Dataset items
______

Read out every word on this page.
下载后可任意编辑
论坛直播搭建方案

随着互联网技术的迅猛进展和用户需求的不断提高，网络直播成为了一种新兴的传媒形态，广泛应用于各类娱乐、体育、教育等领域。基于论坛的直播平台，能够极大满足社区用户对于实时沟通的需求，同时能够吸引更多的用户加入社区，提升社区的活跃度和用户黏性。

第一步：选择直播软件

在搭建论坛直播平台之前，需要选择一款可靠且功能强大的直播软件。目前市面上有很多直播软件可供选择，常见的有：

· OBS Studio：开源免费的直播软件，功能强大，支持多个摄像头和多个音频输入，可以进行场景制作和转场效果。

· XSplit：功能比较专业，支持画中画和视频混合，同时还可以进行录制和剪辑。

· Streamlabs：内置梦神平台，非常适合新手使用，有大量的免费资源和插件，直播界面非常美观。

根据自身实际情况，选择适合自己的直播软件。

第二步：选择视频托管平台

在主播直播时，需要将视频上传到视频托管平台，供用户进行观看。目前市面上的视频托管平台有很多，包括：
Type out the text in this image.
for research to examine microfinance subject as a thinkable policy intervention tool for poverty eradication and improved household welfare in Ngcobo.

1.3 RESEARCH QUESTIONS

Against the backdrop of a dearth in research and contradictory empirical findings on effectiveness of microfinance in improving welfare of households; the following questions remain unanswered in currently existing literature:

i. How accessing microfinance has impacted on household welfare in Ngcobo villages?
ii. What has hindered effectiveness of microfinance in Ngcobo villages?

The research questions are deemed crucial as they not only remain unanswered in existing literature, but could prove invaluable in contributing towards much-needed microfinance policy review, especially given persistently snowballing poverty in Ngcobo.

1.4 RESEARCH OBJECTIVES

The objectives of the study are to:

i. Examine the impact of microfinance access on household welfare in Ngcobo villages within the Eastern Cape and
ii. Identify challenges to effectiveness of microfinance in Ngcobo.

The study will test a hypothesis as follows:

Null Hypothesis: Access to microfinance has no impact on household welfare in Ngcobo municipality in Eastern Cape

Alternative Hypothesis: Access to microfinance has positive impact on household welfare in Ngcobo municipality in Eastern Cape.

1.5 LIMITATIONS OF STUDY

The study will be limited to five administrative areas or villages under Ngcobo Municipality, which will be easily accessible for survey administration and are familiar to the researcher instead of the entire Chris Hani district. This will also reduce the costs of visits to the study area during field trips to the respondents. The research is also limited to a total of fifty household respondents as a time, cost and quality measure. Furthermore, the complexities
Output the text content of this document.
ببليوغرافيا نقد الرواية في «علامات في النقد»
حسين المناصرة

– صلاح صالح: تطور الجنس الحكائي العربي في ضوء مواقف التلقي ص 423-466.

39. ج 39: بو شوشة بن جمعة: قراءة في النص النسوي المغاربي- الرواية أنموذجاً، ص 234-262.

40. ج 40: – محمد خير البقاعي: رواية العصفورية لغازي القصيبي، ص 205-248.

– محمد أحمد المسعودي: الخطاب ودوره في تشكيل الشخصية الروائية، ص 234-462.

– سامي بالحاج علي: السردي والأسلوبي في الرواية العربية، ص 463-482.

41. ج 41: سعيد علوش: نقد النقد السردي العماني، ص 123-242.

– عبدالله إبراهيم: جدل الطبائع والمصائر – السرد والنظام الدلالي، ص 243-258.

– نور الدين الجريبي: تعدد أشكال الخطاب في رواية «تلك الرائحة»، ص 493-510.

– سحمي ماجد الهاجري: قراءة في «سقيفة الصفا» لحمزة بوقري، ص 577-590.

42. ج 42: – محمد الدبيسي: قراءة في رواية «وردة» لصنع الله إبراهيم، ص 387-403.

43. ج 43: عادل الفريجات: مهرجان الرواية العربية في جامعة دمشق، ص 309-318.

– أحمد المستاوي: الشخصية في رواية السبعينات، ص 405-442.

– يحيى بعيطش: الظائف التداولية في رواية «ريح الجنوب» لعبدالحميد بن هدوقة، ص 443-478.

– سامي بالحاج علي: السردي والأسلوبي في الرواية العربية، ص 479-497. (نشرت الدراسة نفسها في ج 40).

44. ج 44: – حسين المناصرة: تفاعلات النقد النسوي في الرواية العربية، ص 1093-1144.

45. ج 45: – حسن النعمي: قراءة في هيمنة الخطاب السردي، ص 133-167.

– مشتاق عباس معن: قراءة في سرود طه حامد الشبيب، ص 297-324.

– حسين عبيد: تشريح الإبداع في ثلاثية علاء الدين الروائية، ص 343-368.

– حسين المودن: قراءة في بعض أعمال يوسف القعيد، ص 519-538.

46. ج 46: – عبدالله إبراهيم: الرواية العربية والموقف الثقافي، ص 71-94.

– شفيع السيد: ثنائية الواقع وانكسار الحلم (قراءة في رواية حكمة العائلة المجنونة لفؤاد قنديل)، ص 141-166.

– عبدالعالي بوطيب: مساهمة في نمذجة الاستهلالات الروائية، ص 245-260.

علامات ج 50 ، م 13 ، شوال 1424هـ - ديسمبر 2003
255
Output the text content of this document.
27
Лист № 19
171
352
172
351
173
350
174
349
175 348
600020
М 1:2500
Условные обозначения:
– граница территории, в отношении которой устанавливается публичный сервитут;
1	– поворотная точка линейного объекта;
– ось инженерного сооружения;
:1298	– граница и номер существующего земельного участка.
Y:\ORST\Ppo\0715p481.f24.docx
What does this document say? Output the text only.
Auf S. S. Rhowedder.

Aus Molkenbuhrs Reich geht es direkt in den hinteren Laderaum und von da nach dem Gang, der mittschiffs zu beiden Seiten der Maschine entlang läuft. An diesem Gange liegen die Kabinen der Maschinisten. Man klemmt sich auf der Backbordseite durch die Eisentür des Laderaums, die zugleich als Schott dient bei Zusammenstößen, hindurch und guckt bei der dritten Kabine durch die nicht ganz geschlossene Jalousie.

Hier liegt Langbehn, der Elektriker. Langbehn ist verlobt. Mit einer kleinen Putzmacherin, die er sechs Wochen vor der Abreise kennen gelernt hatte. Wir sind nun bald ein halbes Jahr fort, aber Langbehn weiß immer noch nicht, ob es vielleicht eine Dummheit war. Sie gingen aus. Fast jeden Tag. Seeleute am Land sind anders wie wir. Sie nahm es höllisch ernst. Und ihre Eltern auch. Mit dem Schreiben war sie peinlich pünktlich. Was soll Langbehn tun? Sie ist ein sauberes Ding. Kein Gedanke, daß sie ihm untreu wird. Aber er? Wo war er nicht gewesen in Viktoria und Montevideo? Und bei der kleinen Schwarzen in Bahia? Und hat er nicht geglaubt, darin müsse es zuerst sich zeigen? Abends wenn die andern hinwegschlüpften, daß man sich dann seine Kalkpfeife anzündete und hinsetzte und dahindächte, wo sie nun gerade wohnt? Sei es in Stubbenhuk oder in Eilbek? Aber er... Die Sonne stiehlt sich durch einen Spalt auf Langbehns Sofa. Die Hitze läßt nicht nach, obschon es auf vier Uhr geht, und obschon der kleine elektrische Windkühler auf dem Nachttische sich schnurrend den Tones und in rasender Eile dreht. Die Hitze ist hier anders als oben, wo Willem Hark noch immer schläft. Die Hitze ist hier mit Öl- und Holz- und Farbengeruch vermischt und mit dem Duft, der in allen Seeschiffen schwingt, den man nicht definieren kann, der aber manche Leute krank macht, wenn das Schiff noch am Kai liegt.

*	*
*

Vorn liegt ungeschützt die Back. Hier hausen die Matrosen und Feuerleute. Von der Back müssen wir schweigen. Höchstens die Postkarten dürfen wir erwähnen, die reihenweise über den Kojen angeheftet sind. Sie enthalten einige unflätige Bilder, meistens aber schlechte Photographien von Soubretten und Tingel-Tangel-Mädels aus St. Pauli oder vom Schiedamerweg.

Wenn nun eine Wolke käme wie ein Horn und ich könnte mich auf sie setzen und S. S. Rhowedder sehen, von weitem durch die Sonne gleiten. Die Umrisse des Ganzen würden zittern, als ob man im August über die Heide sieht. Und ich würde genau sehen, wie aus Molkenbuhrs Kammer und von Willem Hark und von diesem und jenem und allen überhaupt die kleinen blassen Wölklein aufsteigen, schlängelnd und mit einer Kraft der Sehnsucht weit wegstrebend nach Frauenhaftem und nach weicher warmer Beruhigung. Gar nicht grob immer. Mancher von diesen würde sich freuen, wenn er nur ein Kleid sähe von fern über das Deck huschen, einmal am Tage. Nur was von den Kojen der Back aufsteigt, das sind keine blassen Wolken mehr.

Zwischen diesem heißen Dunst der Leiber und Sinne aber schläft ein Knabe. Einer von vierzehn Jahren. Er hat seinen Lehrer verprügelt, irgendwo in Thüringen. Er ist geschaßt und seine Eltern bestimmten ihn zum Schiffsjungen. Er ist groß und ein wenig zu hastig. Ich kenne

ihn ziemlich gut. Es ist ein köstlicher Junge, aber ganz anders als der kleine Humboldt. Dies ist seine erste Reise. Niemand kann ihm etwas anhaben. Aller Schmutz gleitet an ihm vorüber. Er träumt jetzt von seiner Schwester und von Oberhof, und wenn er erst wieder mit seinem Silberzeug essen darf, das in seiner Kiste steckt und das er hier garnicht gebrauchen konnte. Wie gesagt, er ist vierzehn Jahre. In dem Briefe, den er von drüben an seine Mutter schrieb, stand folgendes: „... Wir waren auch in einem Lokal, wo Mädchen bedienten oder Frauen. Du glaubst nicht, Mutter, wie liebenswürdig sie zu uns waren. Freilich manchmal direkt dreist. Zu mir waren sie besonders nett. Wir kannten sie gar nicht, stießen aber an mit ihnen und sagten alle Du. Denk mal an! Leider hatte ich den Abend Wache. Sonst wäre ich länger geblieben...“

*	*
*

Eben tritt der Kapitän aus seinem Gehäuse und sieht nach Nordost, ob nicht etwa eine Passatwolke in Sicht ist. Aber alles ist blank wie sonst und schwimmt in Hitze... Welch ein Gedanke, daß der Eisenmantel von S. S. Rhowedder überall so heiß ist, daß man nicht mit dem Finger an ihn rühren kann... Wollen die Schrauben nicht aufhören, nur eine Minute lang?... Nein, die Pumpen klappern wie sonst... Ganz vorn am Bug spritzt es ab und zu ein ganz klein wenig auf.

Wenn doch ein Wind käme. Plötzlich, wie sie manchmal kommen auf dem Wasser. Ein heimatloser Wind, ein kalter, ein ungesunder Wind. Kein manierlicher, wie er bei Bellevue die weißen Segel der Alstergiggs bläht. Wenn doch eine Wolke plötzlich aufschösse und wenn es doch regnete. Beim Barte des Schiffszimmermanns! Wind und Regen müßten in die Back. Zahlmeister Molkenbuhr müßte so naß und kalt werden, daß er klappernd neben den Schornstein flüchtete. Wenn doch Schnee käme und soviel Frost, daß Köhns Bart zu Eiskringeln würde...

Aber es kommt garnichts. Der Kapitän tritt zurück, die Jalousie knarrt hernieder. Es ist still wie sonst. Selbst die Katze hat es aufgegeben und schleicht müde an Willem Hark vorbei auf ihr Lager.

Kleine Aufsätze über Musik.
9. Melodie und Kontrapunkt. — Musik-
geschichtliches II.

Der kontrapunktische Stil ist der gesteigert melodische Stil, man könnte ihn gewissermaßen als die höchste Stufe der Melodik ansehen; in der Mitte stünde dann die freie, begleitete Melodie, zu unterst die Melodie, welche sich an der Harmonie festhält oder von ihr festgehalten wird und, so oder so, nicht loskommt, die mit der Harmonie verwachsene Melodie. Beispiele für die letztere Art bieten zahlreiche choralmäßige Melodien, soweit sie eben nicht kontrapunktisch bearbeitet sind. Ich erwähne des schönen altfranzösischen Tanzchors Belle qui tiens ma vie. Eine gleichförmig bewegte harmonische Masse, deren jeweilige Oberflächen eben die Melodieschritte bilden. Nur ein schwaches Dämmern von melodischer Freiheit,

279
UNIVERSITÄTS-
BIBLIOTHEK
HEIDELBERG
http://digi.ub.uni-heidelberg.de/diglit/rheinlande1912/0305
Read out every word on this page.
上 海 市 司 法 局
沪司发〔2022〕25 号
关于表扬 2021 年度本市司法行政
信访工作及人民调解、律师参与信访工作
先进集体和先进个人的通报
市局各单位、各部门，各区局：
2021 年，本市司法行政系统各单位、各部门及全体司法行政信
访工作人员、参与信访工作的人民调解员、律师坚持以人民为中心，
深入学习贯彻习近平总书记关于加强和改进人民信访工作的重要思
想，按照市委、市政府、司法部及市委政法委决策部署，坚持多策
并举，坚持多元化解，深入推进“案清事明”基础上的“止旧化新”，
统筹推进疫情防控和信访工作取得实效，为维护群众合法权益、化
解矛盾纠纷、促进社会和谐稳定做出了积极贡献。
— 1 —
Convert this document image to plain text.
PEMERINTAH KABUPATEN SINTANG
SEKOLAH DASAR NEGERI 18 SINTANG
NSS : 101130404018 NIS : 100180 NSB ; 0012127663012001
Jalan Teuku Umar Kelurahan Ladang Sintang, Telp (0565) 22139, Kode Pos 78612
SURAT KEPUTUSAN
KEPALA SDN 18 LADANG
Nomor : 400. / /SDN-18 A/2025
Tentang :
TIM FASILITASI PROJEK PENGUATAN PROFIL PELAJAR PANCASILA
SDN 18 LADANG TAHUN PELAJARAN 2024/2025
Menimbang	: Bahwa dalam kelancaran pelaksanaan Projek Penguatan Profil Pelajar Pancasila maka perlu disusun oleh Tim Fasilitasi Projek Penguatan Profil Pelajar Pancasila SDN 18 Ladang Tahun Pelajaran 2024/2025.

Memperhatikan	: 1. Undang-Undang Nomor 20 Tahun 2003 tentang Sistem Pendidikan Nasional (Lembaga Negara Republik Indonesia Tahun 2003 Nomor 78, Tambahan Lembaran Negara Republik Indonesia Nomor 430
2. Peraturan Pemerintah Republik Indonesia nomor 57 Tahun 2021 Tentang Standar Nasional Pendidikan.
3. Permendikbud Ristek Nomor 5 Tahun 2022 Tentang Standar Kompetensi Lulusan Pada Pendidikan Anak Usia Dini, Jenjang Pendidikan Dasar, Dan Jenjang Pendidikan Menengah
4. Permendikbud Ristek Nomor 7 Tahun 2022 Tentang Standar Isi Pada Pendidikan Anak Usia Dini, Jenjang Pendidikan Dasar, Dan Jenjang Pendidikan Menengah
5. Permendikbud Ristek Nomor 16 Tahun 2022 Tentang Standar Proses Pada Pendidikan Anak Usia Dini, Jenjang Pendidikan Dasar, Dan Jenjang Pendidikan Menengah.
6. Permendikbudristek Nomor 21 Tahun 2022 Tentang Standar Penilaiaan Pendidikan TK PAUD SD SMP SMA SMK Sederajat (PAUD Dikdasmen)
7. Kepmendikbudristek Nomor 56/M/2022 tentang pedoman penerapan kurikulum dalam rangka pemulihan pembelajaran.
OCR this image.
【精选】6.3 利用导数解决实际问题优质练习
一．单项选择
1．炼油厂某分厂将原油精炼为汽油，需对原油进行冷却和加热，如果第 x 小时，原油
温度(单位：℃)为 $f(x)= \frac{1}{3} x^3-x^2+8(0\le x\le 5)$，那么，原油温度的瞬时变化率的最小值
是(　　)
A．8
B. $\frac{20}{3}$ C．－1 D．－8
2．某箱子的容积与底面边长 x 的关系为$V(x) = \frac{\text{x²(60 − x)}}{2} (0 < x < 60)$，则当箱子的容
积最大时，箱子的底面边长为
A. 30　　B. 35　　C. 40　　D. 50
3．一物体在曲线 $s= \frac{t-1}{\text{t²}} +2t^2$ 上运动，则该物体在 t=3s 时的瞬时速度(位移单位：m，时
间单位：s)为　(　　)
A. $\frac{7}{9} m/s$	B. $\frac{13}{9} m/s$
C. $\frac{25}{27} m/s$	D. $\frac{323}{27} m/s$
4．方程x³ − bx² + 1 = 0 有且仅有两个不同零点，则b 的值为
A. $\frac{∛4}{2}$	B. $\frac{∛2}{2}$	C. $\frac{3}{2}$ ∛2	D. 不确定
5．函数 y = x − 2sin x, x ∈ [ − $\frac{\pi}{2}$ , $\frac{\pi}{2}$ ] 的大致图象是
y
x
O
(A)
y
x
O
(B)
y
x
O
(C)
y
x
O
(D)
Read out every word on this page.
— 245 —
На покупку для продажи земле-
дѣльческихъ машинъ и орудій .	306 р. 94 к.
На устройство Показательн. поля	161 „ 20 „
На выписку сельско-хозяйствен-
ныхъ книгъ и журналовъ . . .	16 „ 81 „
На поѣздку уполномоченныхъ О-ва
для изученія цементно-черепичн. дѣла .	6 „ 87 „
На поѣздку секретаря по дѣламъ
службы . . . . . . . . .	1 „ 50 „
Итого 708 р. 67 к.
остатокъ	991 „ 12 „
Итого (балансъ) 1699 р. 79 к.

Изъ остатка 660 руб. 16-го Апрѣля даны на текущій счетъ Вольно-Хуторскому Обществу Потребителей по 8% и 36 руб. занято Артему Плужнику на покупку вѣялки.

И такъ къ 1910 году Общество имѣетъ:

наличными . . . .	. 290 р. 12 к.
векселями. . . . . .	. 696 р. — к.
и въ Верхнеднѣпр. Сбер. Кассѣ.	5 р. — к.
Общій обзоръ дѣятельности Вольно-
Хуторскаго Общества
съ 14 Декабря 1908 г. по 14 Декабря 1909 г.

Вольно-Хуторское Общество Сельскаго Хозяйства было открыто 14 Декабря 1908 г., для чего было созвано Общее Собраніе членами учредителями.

______

AIM
Find the lines holding "Общество" and list every one.

FINISHED EXERCISE
И такъ къ 1910 году Общество имѣетъ:
Вольно-Хуторское Общество Сельскаго Хозяйства было открыто 14 Декабря 1908 г., для чего было созвано Общее Собраніе членами учредителями.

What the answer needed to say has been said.